> **YOUR TASK**
For this exercise, copy out each line of the material below that includes "Spottail".
----- DATA TO USE
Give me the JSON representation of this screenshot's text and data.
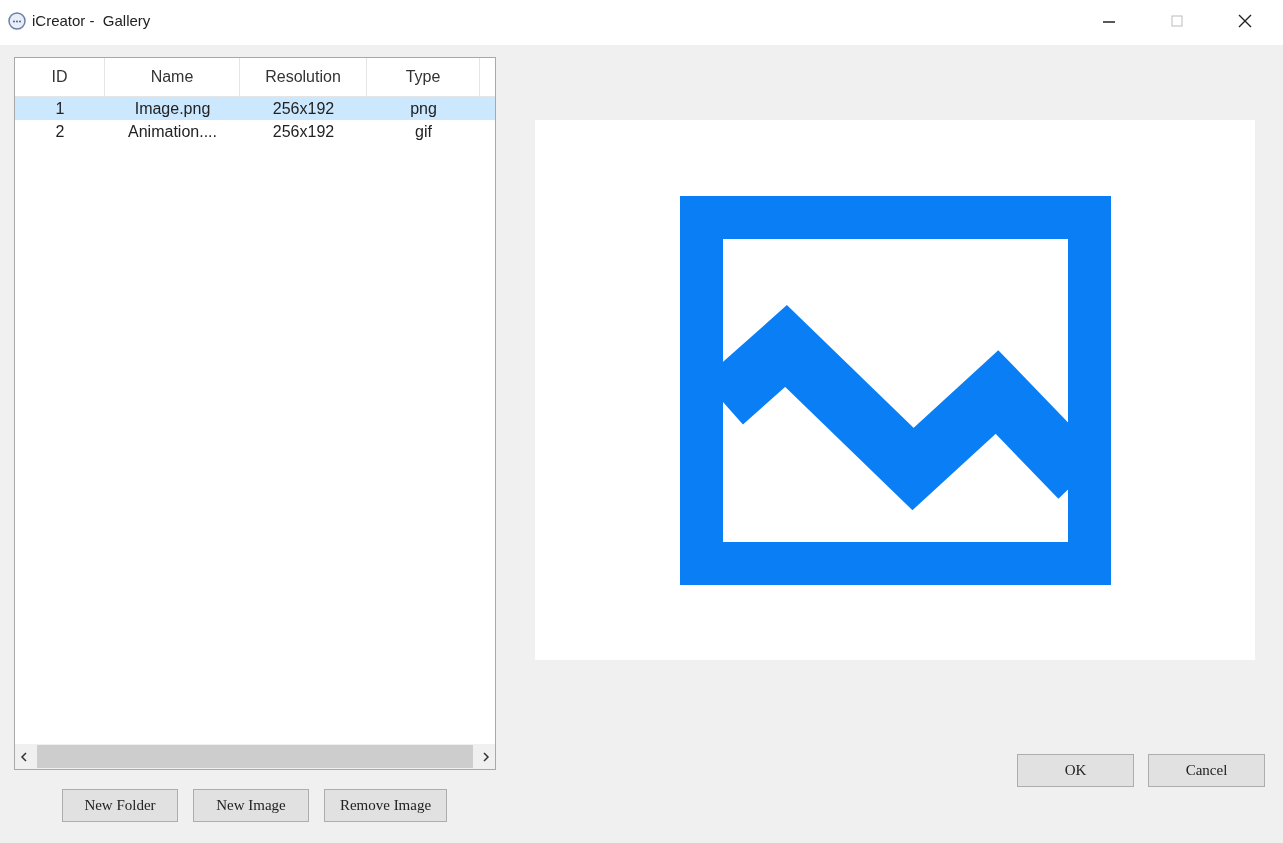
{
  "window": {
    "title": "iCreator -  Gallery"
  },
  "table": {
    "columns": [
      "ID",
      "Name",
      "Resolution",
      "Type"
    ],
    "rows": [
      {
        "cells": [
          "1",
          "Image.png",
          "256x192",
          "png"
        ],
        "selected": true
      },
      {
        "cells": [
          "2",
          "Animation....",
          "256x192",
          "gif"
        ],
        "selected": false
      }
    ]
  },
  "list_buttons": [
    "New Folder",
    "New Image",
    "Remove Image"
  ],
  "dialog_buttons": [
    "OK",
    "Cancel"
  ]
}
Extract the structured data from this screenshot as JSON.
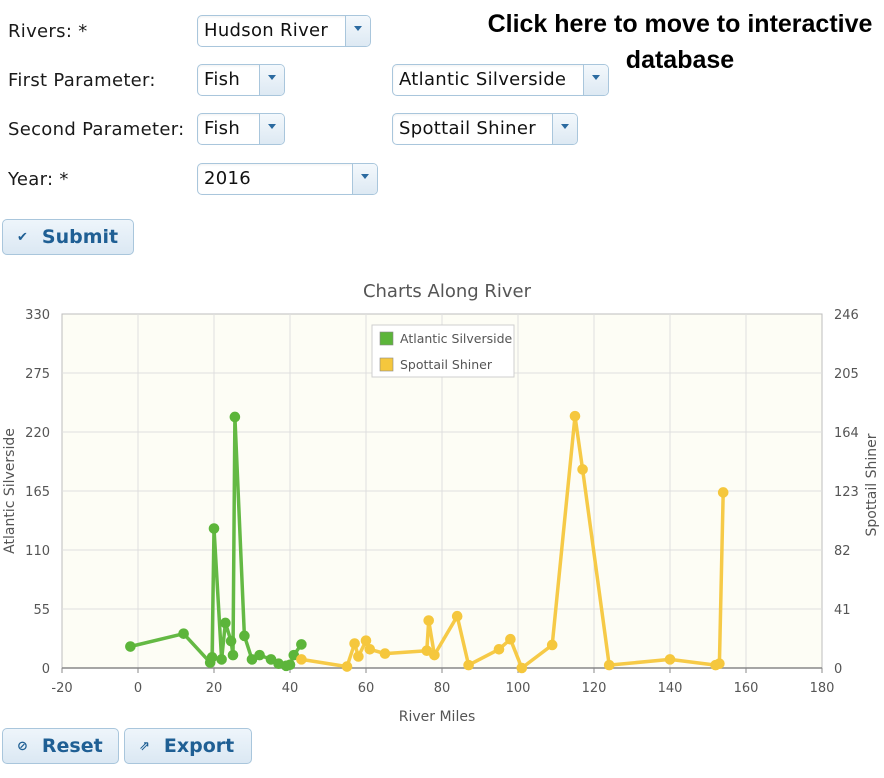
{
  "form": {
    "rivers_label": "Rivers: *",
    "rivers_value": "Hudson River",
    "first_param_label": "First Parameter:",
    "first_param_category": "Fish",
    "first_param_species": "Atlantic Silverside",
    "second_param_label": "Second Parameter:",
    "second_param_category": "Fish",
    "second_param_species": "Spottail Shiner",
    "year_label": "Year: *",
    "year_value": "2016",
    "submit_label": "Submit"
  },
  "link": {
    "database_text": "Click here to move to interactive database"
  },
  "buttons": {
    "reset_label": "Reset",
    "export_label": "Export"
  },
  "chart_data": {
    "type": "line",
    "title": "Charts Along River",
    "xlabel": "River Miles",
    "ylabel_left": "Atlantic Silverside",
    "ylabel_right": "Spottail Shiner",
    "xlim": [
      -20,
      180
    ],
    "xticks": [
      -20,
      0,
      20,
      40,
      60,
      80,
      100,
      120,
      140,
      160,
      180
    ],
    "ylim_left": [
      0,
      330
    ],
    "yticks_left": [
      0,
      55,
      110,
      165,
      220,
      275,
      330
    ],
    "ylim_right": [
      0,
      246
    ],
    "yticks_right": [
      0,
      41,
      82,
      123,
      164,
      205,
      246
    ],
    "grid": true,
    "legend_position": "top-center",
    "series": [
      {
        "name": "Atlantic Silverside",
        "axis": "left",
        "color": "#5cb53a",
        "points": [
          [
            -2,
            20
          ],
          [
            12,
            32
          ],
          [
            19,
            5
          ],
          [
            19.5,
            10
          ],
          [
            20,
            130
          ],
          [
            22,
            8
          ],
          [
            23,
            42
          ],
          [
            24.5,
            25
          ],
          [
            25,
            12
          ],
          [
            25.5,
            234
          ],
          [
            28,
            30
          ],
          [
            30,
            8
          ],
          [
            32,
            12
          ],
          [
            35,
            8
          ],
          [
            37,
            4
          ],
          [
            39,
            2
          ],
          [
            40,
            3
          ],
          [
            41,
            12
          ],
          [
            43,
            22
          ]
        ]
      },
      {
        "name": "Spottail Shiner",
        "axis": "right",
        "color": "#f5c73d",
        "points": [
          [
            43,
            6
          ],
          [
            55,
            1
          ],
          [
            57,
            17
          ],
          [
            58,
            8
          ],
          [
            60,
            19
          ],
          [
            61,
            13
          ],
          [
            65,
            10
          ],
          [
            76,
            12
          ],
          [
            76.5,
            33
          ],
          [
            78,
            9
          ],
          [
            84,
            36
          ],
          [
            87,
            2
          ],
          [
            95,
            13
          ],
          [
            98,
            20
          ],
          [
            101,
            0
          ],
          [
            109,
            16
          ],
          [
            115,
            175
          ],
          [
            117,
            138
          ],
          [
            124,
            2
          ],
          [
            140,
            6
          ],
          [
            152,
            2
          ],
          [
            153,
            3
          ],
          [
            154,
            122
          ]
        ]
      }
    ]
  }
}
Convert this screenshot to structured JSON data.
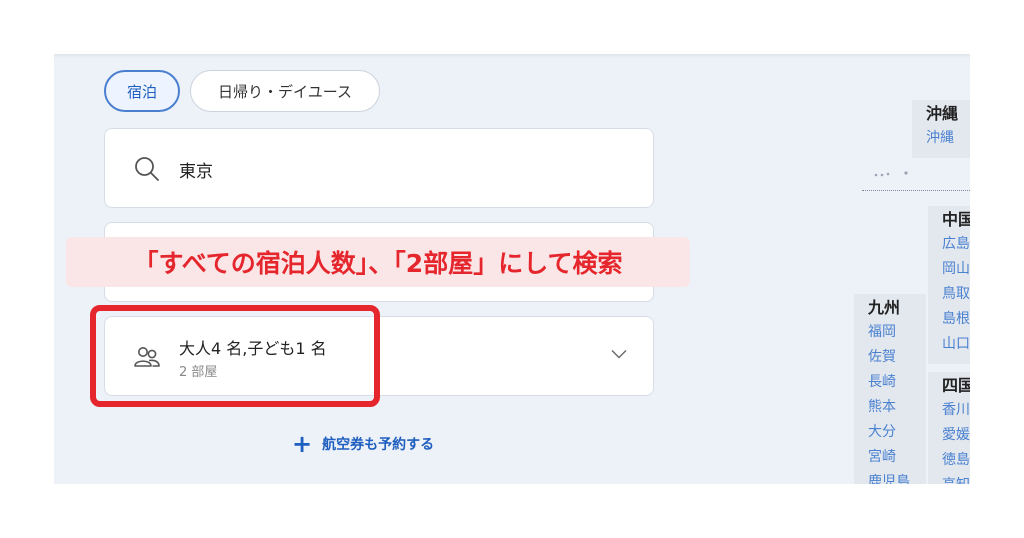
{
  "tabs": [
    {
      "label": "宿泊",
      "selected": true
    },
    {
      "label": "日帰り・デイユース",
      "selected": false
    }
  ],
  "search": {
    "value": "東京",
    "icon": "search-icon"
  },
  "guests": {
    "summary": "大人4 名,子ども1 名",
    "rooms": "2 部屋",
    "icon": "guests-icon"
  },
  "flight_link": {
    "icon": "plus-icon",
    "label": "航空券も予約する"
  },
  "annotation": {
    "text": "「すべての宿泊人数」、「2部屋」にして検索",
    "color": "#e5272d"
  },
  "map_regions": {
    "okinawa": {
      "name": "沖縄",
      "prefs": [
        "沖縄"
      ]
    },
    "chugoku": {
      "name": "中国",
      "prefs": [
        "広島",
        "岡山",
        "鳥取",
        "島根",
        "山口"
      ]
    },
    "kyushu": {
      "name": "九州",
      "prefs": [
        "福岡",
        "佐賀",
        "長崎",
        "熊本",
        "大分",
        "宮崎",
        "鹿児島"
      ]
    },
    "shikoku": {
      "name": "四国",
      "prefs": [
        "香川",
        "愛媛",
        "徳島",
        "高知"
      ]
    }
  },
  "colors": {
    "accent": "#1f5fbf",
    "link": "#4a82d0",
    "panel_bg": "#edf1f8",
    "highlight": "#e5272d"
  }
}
----------
> **RESULT**
    "second_param_species": "Spottail Shiner",
    "ylabel_right": "Spottail Shiner",
        "name": "Spottail Shiner",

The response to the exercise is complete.